▸ **Required task**: Pictures stay out of the copy; set down each line of the listing below exactly.

▸ **Records that describe figures**:
···

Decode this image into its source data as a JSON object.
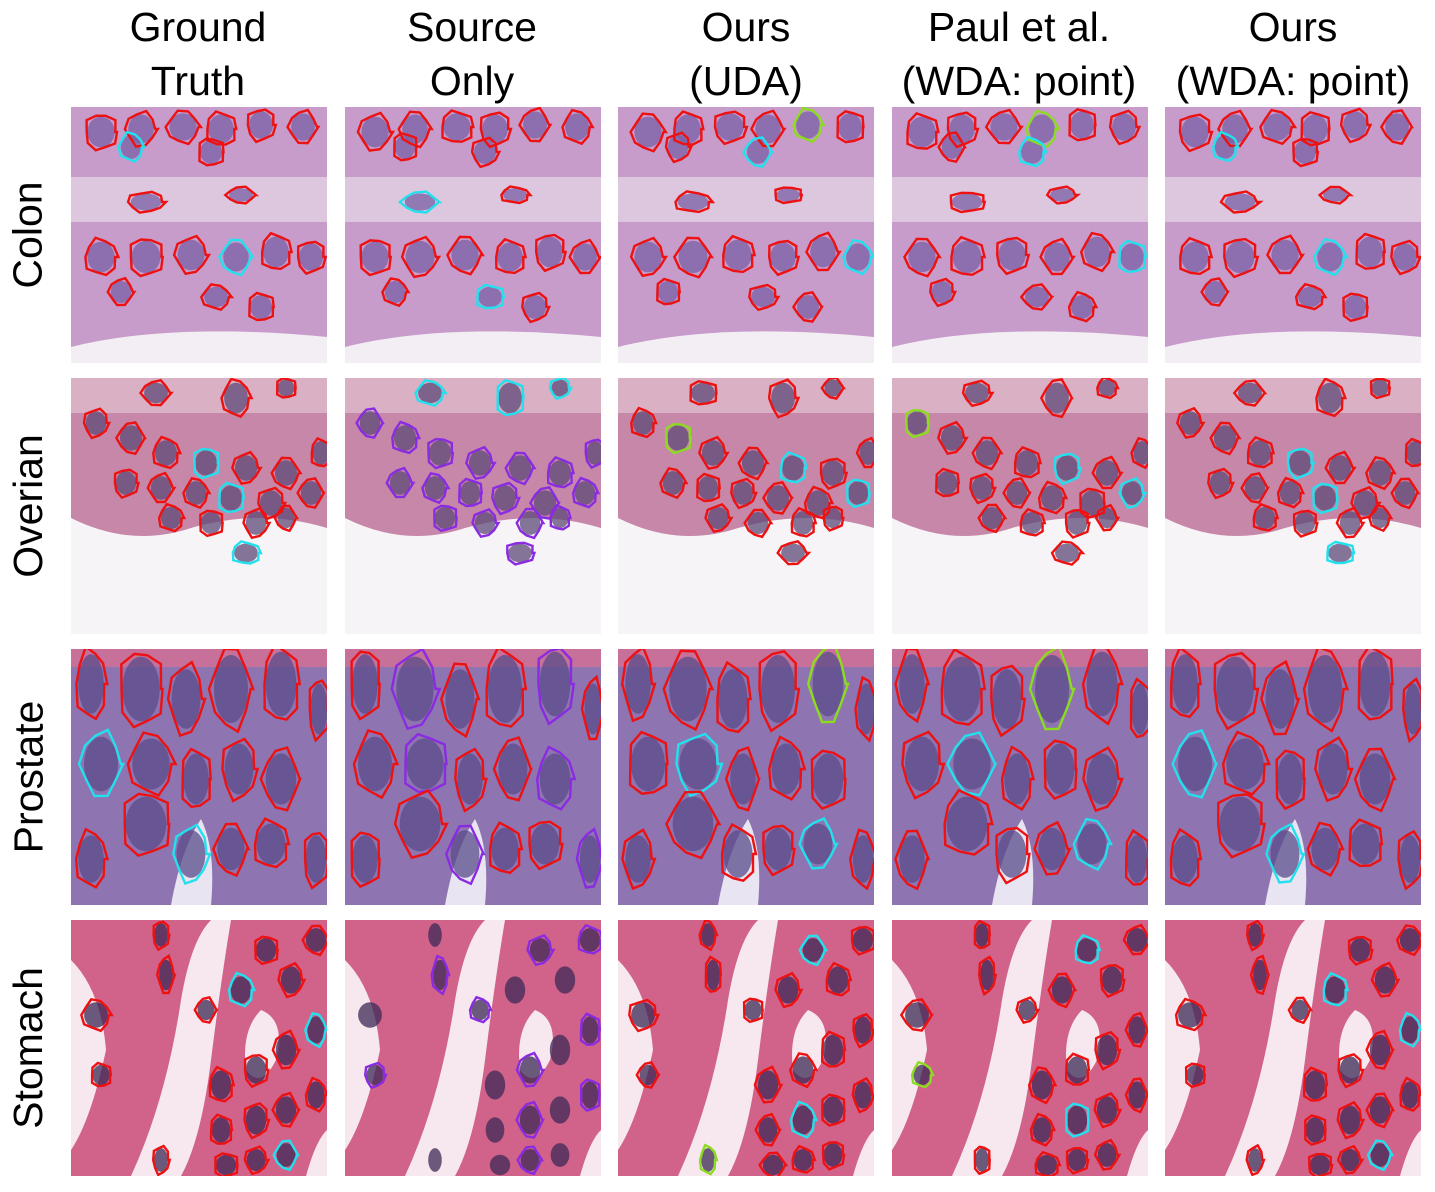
{
  "figure": {
    "columns": [
      {
        "line1": "Ground",
        "line2": "Truth"
      },
      {
        "line1": "Source",
        "line2": "Only"
      },
      {
        "line1": "Ours",
        "line2": "(UDA)"
      },
      {
        "line1": "Paul et al.",
        "line2": "(WDA: point)"
      },
      {
        "line1": "Ours",
        "line2": "(WDA: point)"
      }
    ],
    "rows": [
      {
        "label": "Colon"
      },
      {
        "label": "Overian"
      },
      {
        "label": "Prostate"
      },
      {
        "label": "Stomach"
      }
    ],
    "contour_colors": {
      "red": "#ee1111",
      "cyan": "#22e0ee",
      "purple": "#8a2be2",
      "green": "#8cdc1e"
    },
    "tissue_colors": {
      "Colon": {
        "bg": "#c79ccb",
        "nuclei": "#7a5fa6"
      },
      "Overian": {
        "bg": "#c787a8",
        "nuclei": "#5d4a78"
      },
      "Prostate": {
        "bg": "#8e74b0",
        "nuclei": "#5a4c8a"
      },
      "Stomach": {
        "bg": "#d1628a",
        "nuclei": "#3c2a55"
      }
    }
  }
}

···

▸ **Reply**:
Decode this image into its source data as a JSON object.
{
  "figure": {
    "columns": [
      {
        "line1": "Ground",
        "line2": "Truth"
      },
      {
        "line1": "Source",
        "line2": "Only"
      },
      {
        "line1": "Ours",
        "line2": "(UDA)"
      },
      {
        "line1": "Paul et al.",
        "line2": "(WDA: point)"
      },
      {
        "line1": "Ours",
        "line2": "(WDA: point)"
      }
    ],
    "rows": [
      {
        "label": "Colon"
      },
      {
        "label": "Overian"
      },
      {
        "label": "Prostate"
      },
      {
        "label": "Stomach"
      }
    ],
    "contour_colors": {
      "red": "#ee1111",
      "cyan": "#22e0ee",
      "purple": "#8a2be2",
      "green": "#8cdc1e"
    },
    "tissue_colors": {
      "Colon": {
        "bg": "#c79ccb",
        "nuclei": "#7a5fa6"
      },
      "Overian": {
        "bg": "#c787a8",
        "nuclei": "#5d4a78"
      },
      "Prostate": {
        "bg": "#8e74b0",
        "nuclei": "#5a4c8a"
      },
      "Stomach": {
        "bg": "#d1628a",
        "nuclei": "#3c2a55"
      }
    }
  }
}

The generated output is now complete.